## [Data for this task]
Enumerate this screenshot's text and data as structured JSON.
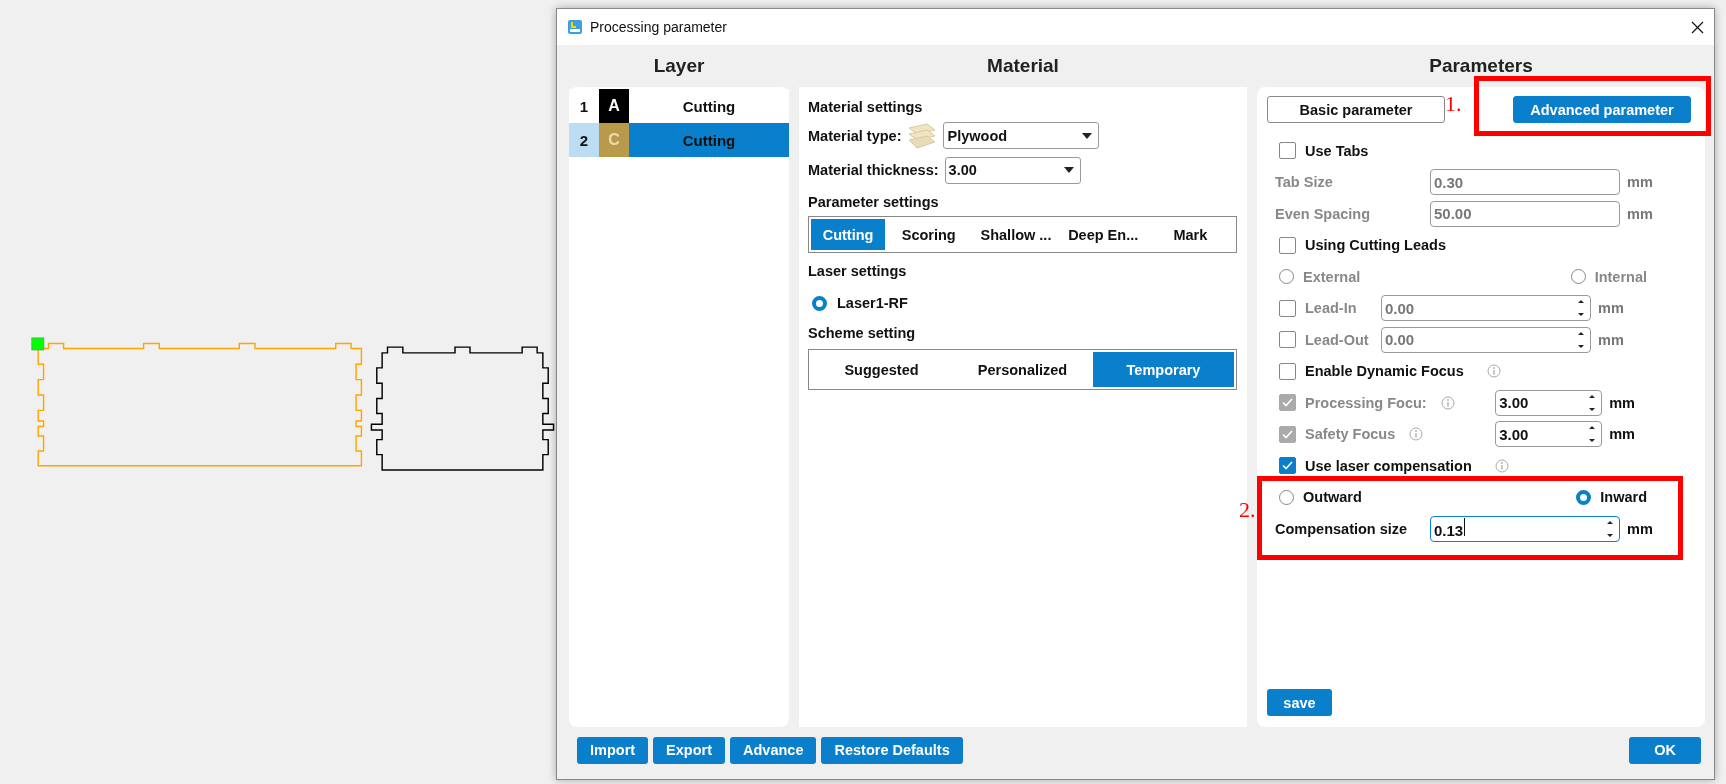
{
  "dialog": {
    "title": "Processing parameter",
    "layer": {
      "heading": "Layer",
      "rows": [
        {
          "number": "1",
          "letter": "A",
          "color": "#000000",
          "mode": "Cutting",
          "selected": false
        },
        {
          "number": "2",
          "letter": "C",
          "color": "#b89a4a",
          "mode": "Cutting",
          "selected": true
        }
      ]
    },
    "material": {
      "heading": "Material",
      "settings_label": "Material settings",
      "type": {
        "label": "Material type:",
        "value": "Plywood"
      },
      "thickness": {
        "label": "Material thickness:",
        "value": "3.00"
      },
      "parameter_settings": {
        "label": "Parameter settings",
        "tabs": [
          {
            "label": "Cutting",
            "selected": true
          },
          {
            "label": "Scoring",
            "selected": false
          },
          {
            "label": "Shallow ...",
            "selected": false
          },
          {
            "label": "Deep En...",
            "selected": false
          },
          {
            "label": "Mark",
            "selected": false
          }
        ]
      },
      "laser_settings": {
        "label": "Laser settings",
        "options": [
          {
            "label": "Laser1-RF",
            "selected": true
          }
        ]
      },
      "scheme": {
        "label": "Scheme setting",
        "tabs": [
          {
            "label": "Suggested",
            "selected": false
          },
          {
            "label": "Personalized",
            "selected": false
          },
          {
            "label": "Temporary",
            "selected": true
          }
        ]
      }
    },
    "parameters": {
      "heading": "Parameters",
      "tabs": [
        {
          "label": "Basic parameter",
          "selected": false
        },
        {
          "label": "Advanced parameter",
          "selected": true
        }
      ],
      "rows": [
        {
          "kind": "checkbox",
          "label": "Use Tabs",
          "checked": false
        },
        {
          "kind": "field",
          "label": "Tab Size",
          "value": "0.30",
          "unit": "mm",
          "disabled": true
        },
        {
          "kind": "field",
          "label": "Even Spacing",
          "value": "50.00",
          "unit": "mm",
          "disabled": true
        },
        {
          "kind": "checkbox",
          "label": "Using Cutting Leads",
          "checked": false
        },
        {
          "kind": "radios",
          "disabled": true,
          "options": [
            {
              "label": "External",
              "selected": false
            },
            {
              "label": "Internal",
              "selected": false
            }
          ]
        },
        {
          "kind": "check_field",
          "label": "Lead-In",
          "checked": false,
          "disabled": true,
          "value": "0.00",
          "unit": "mm"
        },
        {
          "kind": "check_field",
          "label": "Lead-Out",
          "checked": false,
          "disabled": true,
          "value": "0.00",
          "unit": "mm"
        },
        {
          "kind": "checkbox",
          "label": "Enable Dynamic Focus",
          "checked": false,
          "info": true
        },
        {
          "kind": "focus_field",
          "label": "Processing Focu:",
          "checked": true,
          "disabled": true,
          "value": "3.00",
          "unit": "mm"
        },
        {
          "kind": "focus_field",
          "label": "Safety Focus",
          "checked": true,
          "disabled": true,
          "value": "3.00",
          "unit": "mm"
        },
        {
          "kind": "checkbox",
          "label": "Use laser compensation",
          "checked": true,
          "info": true
        },
        {
          "kind": "radios",
          "options": [
            {
              "label": "Outward",
              "selected": false
            },
            {
              "label": "Inward",
              "selected": true
            }
          ]
        },
        {
          "kind": "spin_field",
          "label": "Compensation size",
          "value": "0.13",
          "unit": "mm",
          "focused": true
        }
      ],
      "save": "save"
    },
    "annotations": [
      "1.",
      "2."
    ],
    "footer_buttons": [
      "Import",
      "Export",
      "Advance",
      "Restore Defaults"
    ],
    "ok": "OK"
  }
}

## [Short exercise]
Keep the pictures out of your copy, and repeat every entry above exactly.

## [Output for this task]
Enumerate this screenshot's text and data as structured JSON.
{
  "dialog": {
    "title": "Processing parameter",
    "layer": {
      "heading": "Layer",
      "rows": [
        {
          "number": "1",
          "letter": "A",
          "color": "#000000",
          "mode": "Cutting",
          "selected": false
        },
        {
          "number": "2",
          "letter": "C",
          "color": "#b89a4a",
          "mode": "Cutting",
          "selected": true
        }
      ]
    },
    "material": {
      "heading": "Material",
      "settings_label": "Material settings",
      "type": {
        "label": "Material type:",
        "value": "Plywood"
      },
      "thickness": {
        "label": "Material thickness:",
        "value": "3.00"
      },
      "parameter_settings": {
        "label": "Parameter settings",
        "tabs": [
          {
            "label": "Cutting",
            "selected": true
          },
          {
            "label": "Scoring",
            "selected": false
          },
          {
            "label": "Shallow ...",
            "selected": false
          },
          {
            "label": "Deep En...",
            "selected": false
          },
          {
            "label": "Mark",
            "selected": false
          }
        ]
      },
      "laser_settings": {
        "label": "Laser settings",
        "options": [
          {
            "label": "Laser1-RF",
            "selected": true
          }
        ]
      },
      "scheme": {
        "label": "Scheme setting",
        "tabs": [
          {
            "label": "Suggested",
            "selected": false
          },
          {
            "label": "Personalized",
            "selected": false
          },
          {
            "label": "Temporary",
            "selected": true
          }
        ]
      }
    },
    "parameters": {
      "heading": "Parameters",
      "tabs": [
        {
          "label": "Basic parameter",
          "selected": false
        },
        {
          "label": "Advanced parameter",
          "selected": true
        }
      ],
      "rows": [
        {
          "kind": "checkbox",
          "label": "Use Tabs",
          "checked": false
        },
        {
          "kind": "field",
          "label": "Tab Size",
          "value": "0.30",
          "unit": "mm",
          "disabled": true
        },
        {
          "kind": "field",
          "label": "Even Spacing",
          "value": "50.00",
          "unit": "mm",
          "disabled": true
        },
        {
          "kind": "checkbox",
          "label": "Using Cutting Leads",
          "checked": false
        },
        {
          "kind": "radios",
          "disabled": true,
          "options": [
            {
              "label": "External",
              "selected": false
            },
            {
              "label": "Internal",
              "selected": false
            }
          ]
        },
        {
          "kind": "check_field",
          "label": "Lead-In",
          "checked": false,
          "disabled": true,
          "value": "0.00",
          "unit": "mm"
        },
        {
          "kind": "check_field",
          "label": "Lead-Out",
          "checked": false,
          "disabled": true,
          "value": "0.00",
          "unit": "mm"
        },
        {
          "kind": "checkbox",
          "label": "Enable Dynamic Focus",
          "checked": false,
          "info": true
        },
        {
          "kind": "focus_field",
          "label": "Processing Focu:",
          "checked": true,
          "disabled": true,
          "value": "3.00",
          "unit": "mm"
        },
        {
          "kind": "focus_field",
          "label": "Safety Focus",
          "checked": true,
          "disabled": true,
          "value": "3.00",
          "unit": "mm"
        },
        {
          "kind": "checkbox",
          "label": "Use laser compensation",
          "checked": true,
          "info": true
        },
        {
          "kind": "radios",
          "options": [
            {
              "label": "Outward",
              "selected": false
            },
            {
              "label": "Inward",
              "selected": true
            }
          ]
        },
        {
          "kind": "spin_field",
          "label": "Compensation size",
          "value": "0.13",
          "unit": "mm",
          "focused": true
        }
      ],
      "save": "save"
    },
    "annotations": [
      "1.",
      "2."
    ],
    "footer_buttons": [
      "Import",
      "Export",
      "Advance",
      "Restore Defaults"
    ],
    "ok": "OK"
  }
}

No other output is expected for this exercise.